→ Your objective
Quote, verbatim, all material below, without pictures.

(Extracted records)
══════════

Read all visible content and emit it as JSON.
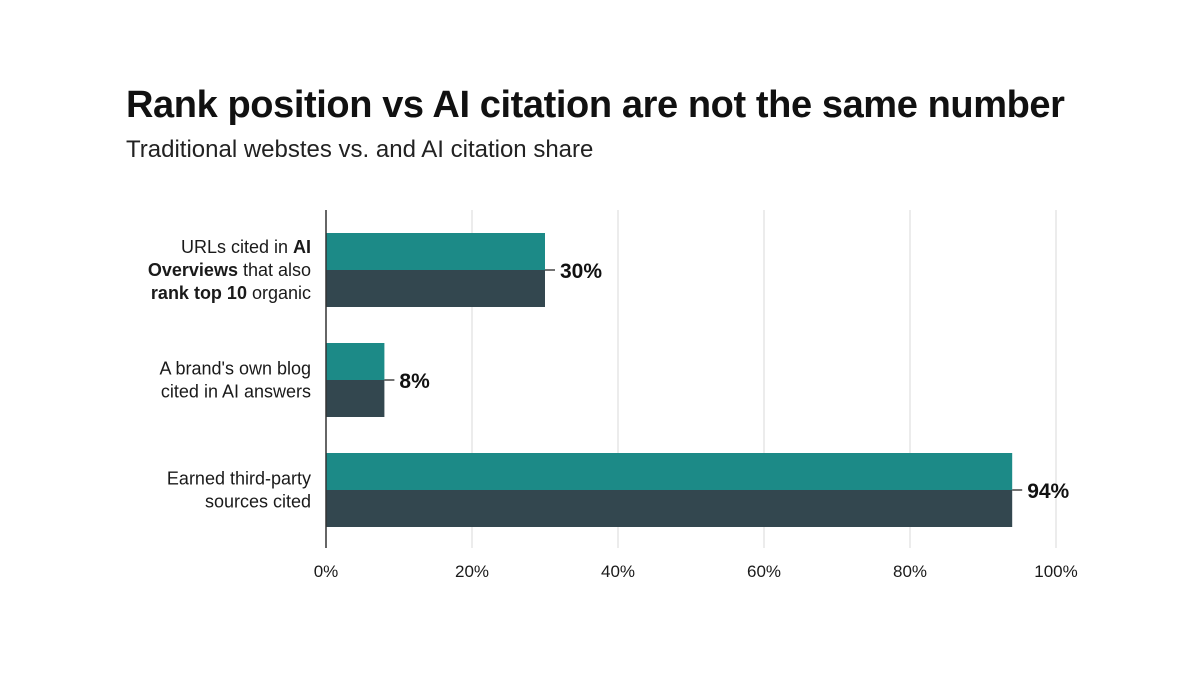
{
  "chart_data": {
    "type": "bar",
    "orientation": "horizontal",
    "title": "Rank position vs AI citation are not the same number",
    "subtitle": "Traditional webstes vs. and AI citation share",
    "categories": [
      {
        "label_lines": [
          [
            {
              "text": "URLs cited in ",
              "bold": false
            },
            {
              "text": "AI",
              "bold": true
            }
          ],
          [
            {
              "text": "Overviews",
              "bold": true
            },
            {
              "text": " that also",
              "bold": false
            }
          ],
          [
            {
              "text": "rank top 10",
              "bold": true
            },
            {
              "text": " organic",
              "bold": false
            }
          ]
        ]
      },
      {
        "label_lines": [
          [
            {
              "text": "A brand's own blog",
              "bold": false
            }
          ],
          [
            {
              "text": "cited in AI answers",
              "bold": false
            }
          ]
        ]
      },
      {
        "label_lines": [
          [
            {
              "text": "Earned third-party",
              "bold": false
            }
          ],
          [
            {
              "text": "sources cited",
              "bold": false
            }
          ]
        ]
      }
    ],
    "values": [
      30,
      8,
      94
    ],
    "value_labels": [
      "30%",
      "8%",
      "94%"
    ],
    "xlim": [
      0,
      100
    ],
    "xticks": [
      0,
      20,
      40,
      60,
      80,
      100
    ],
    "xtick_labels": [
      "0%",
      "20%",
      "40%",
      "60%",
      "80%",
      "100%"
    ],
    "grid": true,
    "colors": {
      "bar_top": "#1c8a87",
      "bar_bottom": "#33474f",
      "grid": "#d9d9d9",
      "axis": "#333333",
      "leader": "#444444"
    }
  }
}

══════════

→ Expected output
Read all visible content and emit it as JSON.
{
  "chart_data": {
    "type": "bar",
    "orientation": "horizontal",
    "title": "Rank position vs AI citation are not the same number",
    "subtitle": "Traditional webstes vs. and AI citation share",
    "categories": [
      {
        "label_lines": [
          [
            {
              "text": "URLs cited in ",
              "bold": false
            },
            {
              "text": "AI",
              "bold": true
            }
          ],
          [
            {
              "text": "Overviews",
              "bold": true
            },
            {
              "text": " that also",
              "bold": false
            }
          ],
          [
            {
              "text": "rank top 10",
              "bold": true
            },
            {
              "text": " organic",
              "bold": false
            }
          ]
        ]
      },
      {
        "label_lines": [
          [
            {
              "text": "A brand's own blog",
              "bold": false
            }
          ],
          [
            {
              "text": "cited in AI answers",
              "bold": false
            }
          ]
        ]
      },
      {
        "label_lines": [
          [
            {
              "text": "Earned third-party",
              "bold": false
            }
          ],
          [
            {
              "text": "sources cited",
              "bold": false
            }
          ]
        ]
      }
    ],
    "values": [
      30,
      8,
      94
    ],
    "value_labels": [
      "30%",
      "8%",
      "94%"
    ],
    "xlim": [
      0,
      100
    ],
    "xticks": [
      0,
      20,
      40,
      60,
      80,
      100
    ],
    "xtick_labels": [
      "0%",
      "20%",
      "40%",
      "60%",
      "80%",
      "100%"
    ],
    "grid": true,
    "colors": {
      "bar_top": "#1c8a87",
      "bar_bottom": "#33474f",
      "grid": "#d9d9d9",
      "axis": "#333333",
      "leader": "#444444"
    }
  }
}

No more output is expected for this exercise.